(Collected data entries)
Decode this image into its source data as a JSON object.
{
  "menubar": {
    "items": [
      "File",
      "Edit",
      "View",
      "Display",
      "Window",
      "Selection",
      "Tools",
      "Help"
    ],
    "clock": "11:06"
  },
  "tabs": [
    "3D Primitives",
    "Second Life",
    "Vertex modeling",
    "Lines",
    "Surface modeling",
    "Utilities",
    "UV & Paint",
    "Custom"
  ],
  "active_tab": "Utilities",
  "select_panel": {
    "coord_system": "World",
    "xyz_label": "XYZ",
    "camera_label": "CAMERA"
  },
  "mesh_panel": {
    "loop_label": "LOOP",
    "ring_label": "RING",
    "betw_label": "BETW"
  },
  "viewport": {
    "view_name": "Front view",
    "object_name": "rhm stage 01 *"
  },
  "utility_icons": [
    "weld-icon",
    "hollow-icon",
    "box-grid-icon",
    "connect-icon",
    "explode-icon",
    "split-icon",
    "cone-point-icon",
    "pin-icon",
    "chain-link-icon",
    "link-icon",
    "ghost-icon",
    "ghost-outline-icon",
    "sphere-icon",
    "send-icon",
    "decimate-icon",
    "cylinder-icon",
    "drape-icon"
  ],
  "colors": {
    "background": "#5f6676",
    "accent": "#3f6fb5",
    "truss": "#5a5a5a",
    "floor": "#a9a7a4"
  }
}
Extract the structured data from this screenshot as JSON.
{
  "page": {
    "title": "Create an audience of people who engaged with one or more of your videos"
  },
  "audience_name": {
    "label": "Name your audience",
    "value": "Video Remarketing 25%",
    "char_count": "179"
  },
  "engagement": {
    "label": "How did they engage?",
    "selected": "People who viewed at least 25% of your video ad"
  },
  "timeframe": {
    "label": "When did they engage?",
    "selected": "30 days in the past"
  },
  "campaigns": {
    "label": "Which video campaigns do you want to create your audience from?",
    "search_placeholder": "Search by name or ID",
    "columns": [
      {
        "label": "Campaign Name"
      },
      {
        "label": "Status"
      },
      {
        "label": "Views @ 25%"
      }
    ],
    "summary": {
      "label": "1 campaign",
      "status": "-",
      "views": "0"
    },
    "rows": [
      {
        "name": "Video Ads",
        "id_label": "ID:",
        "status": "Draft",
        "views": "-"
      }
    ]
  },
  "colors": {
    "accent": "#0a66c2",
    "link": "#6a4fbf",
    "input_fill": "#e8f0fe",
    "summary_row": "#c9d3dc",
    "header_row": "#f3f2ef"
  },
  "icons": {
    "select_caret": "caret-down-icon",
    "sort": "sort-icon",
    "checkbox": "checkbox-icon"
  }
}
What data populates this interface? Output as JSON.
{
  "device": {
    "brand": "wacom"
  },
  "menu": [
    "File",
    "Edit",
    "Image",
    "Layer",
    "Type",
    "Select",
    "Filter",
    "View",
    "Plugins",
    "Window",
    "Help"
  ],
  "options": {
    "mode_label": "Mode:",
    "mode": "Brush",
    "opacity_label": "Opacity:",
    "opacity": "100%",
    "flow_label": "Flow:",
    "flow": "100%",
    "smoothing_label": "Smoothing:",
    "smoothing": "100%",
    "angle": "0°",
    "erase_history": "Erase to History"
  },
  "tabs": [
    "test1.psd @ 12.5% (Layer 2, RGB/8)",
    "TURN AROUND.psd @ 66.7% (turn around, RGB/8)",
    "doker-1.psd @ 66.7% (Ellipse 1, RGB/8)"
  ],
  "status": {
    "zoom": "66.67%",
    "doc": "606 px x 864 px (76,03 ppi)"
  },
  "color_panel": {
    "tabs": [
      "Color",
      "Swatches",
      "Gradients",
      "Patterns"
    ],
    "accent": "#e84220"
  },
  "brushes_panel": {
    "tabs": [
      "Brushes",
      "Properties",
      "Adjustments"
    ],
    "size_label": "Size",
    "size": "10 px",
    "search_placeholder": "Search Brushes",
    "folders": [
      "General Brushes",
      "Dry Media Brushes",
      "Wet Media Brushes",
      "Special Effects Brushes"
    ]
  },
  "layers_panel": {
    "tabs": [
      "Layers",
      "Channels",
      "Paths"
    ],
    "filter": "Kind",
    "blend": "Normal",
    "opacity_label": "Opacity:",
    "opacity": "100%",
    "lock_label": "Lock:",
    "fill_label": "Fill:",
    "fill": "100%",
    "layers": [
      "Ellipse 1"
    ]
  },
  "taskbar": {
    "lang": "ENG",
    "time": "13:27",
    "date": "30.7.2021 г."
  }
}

Written task:
Please output every record, keeping each line exact.

Answer to this problem:
Decode this image into its source data as a JSON object.
{
  "menubar": {
    "items": [
      "File",
      "Edit",
      "View",
      "Display",
      "Window",
      "Selection",
      "Tools",
      "Help"
    ],
    "clock": "11:06"
  },
  "tabs": [
    "3D Primitives",
    "Second Life",
    "Vertex modeling",
    "Lines",
    "Surface modeling",
    "Utilities",
    "UV & Paint",
    "Custom"
  ],
  "active_tab": "Utilities",
  "select_panel": {
    "coord_system": "World",
    "xyz_label": "XYZ",
    "camera_label": "CAMERA"
  },
  "mesh_panel": {
    "loop_label": "LOOP",
    "ring_label": "RING",
    "betw_label": "BETW"
  },
  "viewport": {
    "view_name": "Front view",
    "object_name": "rhm stage 01 *"
  },
  "utility_icons": [
    "weld-icon",
    "hollow-icon",
    "box-grid-icon",
    "connect-icon",
    "explode-icon",
    "split-icon",
    "cone-point-icon",
    "pin-icon",
    "chain-link-icon",
    "link-icon",
    "ghost-icon",
    "ghost-outline-icon",
    "sphere-icon",
    "send-icon",
    "decimate-icon",
    "cylinder-icon",
    "drape-icon"
  ],
  "colors": {
    "background": "#5f6676",
    "accent": "#3f6fb5",
    "truss": "#5a5a5a",
    "floor": "#a9a7a4"
  }
}
Extract the structured data from this screenshot as JSON.
{
  "page": {
    "title": "Create an audience of people who engaged with one or more of your videos"
  },
  "audience_name": {
    "label": "Name your audience",
    "value": "Video Remarketing 25%",
    "char_count": "179"
  },
  "engagement": {
    "label": "How did they engage?",
    "selected": "People who viewed at least 25% of your video ad"
  },
  "timeframe": {
    "label": "When did they engage?",
    "selected": "30 days in the past"
  },
  "campaigns": {
    "label": "Which video campaigns do you want to create your audience from?",
    "search_placeholder": "Search by name or ID",
    "columns": [
      {
        "label": "Campaign Name"
      },
      {
        "label": "Status"
      },
      {
        "label": "Views @ 25%"
      }
    ],
    "summary": {
      "label": "1 campaign",
      "status": "-",
      "views": "0"
    },
    "rows": [
      {
        "name": "Video Ads",
        "id_label": "ID:",
        "status": "Draft",
        "views": "-"
      }
    ]
  },
  "colors": {
    "accent": "#0a66c2",
    "link": "#6a4fbf",
    "input_fill": "#e8f0fe",
    "summary_row": "#c9d3dc",
    "header_row": "#f3f2ef"
  },
  "icons": {
    "select_caret": "caret-down-icon",
    "sort": "sort-icon",
    "checkbox": "checkbox-icon"
  }
}
What data populates this interface? Output as JSON.
{
  "device": {
    "brand": "wacom"
  },
  "menu": [
    "File",
    "Edit",
    "Image",
    "Layer",
    "Type",
    "Select",
    "Filter",
    "View",
    "Plugins",
    "Window",
    "Help"
  ],
  "options": {
    "mode_label": "Mode:",
    "mode": "Brush",
    "opacity_label": "Opacity:",
    "opacity": "100%",
    "flow_label": "Flow:",
    "flow": "100%",
    "smoothing_label": "Smoothing:",
    "smoothing": "100%",
    "angle": "0°",
    "erase_history": "Erase to History"
  },
  "tabs": [
    "test1.psd @ 12.5% (Layer 2, RGB/8)",
    "TURN AROUND.psd @ 66.7% (turn around, RGB/8)",
    "doker-1.psd @ 66.7% (Ellipse 1, RGB/8)"
  ],
  "status": {
    "zoom": "66.67%",
    "doc": "606 px x 864 px (76,03 ppi)"
  },
  "color_panel": {
    "tabs": [
      "Color",
      "Swatches",
      "Gradients",
      "Patterns"
    ],
    "accent": "#e84220"
  },
  "brushes_panel": {
    "tabs": [
      "Brushes",
      "Properties",
      "Adjustments"
    ],
    "size_label": "Size",
    "size": "10 px",
    "search_placeholder": "Search Brushes",
    "folders": [
      "General Brushes",
      "Dry Media Brushes",
      "Wet Media Brushes",
      "Special Effects Brushes"
    ]
  },
  "layers_panel": {
    "tabs": [
      "Layers",
      "Channels",
      "Paths"
    ],
    "filter": "Kind",
    "blend": "Normal",
    "opacity_label": "Opacity:",
    "opacity": "100%",
    "lock_label": "Lock:",
    "fill_label": "Fill:",
    "fill": "100%",
    "layers": [
      "Ellipse 1"
    ]
  },
  "taskbar": {
    "lang": "ENG",
    "time": "13:27",
    "date": "30.7.2021 г."
  }
}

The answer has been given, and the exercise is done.